Extract to read

<<<<

What is refeeding syndrome?
It was first recorded in the 1940s, when prisoners of war were released from camps, many of them having survived starvation, ate too much too fast and subsequently died.
Refeeding syndrome involves metabolic abnormalities when a malnourished person begins feeding, after a period of starvation or limited intake. In a starved body, there is a breakdown of fat and muscle, which leads to losses in some electrolytes like potassium, magnesium, and phosphate. These electrolyte levels do not always appear to be low in the blood because our bodies try to preserve them through fewer losses by our kidneys. When a person re-starts feeding, these electrolyte levels shift into the cells causing blood levels to drop.
What are the symptoms of refeeding syndrome?
Some of the symptoms include:
- Severe hypophosphatemia (<0.4 mmol/L): CHF, arrhythmias, confusion, seizures
- Severe hypomagnesemia (<0.4 mmol/L):arrhythmias, tachycardia, diarrhea, seizures, hypocalcemia
- Severe hypokalemia (<2.5 mmol/L): ileus, cardiac arrest, arrhythmias, paralysis, respiratory depression
- Fluid excess (i.e. rapid weight gains, changes in serum sodium, increased blood pressure and pulse)
Who is at risk of developing refeeding syndrome?

>>>>

Data
<<<<

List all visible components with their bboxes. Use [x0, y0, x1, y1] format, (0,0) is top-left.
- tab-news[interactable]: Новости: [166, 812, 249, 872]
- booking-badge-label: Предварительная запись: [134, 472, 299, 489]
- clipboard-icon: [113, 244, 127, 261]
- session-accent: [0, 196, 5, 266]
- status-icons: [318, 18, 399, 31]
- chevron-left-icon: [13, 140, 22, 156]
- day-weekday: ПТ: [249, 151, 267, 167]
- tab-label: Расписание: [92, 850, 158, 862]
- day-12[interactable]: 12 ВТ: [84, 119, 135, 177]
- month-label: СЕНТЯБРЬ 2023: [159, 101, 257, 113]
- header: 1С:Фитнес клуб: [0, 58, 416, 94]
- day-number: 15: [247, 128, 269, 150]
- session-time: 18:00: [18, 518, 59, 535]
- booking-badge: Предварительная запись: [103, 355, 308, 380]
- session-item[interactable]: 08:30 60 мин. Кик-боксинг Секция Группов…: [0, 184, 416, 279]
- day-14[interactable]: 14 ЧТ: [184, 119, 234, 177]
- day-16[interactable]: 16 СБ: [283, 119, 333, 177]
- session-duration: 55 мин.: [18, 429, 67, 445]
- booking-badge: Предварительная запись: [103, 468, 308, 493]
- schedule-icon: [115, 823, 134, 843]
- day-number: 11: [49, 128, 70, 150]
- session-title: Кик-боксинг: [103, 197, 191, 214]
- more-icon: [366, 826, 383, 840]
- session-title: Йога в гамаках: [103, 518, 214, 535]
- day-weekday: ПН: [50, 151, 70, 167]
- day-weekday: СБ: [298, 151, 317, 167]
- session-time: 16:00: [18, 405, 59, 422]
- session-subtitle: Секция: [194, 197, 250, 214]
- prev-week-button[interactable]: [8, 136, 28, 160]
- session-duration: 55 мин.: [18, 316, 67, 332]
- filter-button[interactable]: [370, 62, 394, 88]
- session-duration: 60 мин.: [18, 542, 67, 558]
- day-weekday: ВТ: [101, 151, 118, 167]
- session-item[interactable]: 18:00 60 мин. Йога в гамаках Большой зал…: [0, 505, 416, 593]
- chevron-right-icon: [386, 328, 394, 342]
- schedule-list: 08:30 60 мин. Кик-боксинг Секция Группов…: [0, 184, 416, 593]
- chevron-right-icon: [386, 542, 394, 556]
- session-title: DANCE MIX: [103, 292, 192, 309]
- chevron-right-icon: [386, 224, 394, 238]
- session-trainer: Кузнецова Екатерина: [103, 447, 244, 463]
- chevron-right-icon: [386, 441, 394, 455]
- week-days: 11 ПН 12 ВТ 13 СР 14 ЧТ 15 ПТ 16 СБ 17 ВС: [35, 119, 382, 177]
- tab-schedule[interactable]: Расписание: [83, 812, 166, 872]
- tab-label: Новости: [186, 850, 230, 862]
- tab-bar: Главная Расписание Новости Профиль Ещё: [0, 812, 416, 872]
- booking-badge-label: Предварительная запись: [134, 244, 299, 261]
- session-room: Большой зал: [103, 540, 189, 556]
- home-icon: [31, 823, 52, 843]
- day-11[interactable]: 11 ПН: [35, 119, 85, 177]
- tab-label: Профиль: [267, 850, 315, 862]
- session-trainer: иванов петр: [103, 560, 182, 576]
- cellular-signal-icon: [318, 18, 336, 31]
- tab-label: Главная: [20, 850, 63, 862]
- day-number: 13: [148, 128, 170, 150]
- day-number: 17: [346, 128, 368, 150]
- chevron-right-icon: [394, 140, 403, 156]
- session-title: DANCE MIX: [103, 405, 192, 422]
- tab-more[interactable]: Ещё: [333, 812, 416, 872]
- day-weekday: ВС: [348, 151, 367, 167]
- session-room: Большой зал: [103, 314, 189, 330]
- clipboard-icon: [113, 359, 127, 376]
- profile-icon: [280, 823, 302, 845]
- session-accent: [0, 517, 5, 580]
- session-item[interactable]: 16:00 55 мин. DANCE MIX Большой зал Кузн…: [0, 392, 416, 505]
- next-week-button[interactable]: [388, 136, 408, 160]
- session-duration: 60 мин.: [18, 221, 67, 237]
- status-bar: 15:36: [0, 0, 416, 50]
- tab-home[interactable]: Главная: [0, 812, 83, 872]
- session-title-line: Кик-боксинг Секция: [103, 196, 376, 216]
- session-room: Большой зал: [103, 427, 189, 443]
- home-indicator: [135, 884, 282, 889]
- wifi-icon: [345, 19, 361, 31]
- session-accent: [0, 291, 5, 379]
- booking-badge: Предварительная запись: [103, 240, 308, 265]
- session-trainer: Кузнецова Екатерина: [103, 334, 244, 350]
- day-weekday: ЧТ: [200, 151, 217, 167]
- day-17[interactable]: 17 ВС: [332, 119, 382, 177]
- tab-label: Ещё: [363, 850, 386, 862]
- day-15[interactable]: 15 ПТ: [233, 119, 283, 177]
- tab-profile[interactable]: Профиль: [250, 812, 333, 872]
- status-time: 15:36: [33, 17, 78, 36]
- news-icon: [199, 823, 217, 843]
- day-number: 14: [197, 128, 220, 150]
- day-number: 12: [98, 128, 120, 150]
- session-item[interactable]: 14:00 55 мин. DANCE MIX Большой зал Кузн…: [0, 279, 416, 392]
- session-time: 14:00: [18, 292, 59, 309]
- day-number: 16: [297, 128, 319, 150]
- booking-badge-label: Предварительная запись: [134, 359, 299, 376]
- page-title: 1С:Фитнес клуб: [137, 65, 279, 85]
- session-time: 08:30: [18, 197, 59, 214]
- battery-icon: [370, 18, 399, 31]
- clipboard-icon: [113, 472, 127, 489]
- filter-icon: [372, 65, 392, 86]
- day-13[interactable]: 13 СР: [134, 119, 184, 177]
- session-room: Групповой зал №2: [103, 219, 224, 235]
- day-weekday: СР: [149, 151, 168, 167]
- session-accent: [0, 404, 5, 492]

>>>>

Parts of the exercise
A - Answer these questions about the refeeding syndrome text.
(i) In what decade was refeeding syndrome first recorded?
(ii) Which electrolytes does the text say are lost when fat and muscle break down in a starved body?
(iii) What blood level does the text give for severe hypokalemia?
B - Reproduce a passage from the refeeding syndrome text word for word. Begin at the words "Refeeding syndrome involves" and stop after "levels to drop.".

Responses for each task
A -
(i) The 1940s.
(ii) Potassium, magnesium, and phosphate.
(iii) Below 2.5 mmol/L.

B -
Refeeding syndrome involves metabolic abnormalities when a malnourished person begins feeding, after a period of starvation or limited intake. In a starved body, there is a breakdown of fat and muscle, which leads to losses in some electrolytes like potassium, magnesium, and phosphate. These electrolyte levels do not always appear to be low in the blood because our bodies try to preserve them through fewer losses by our kidneys. When a person re-starts feeding, these electrolyte levels shift into the cells causing blood levels to drop.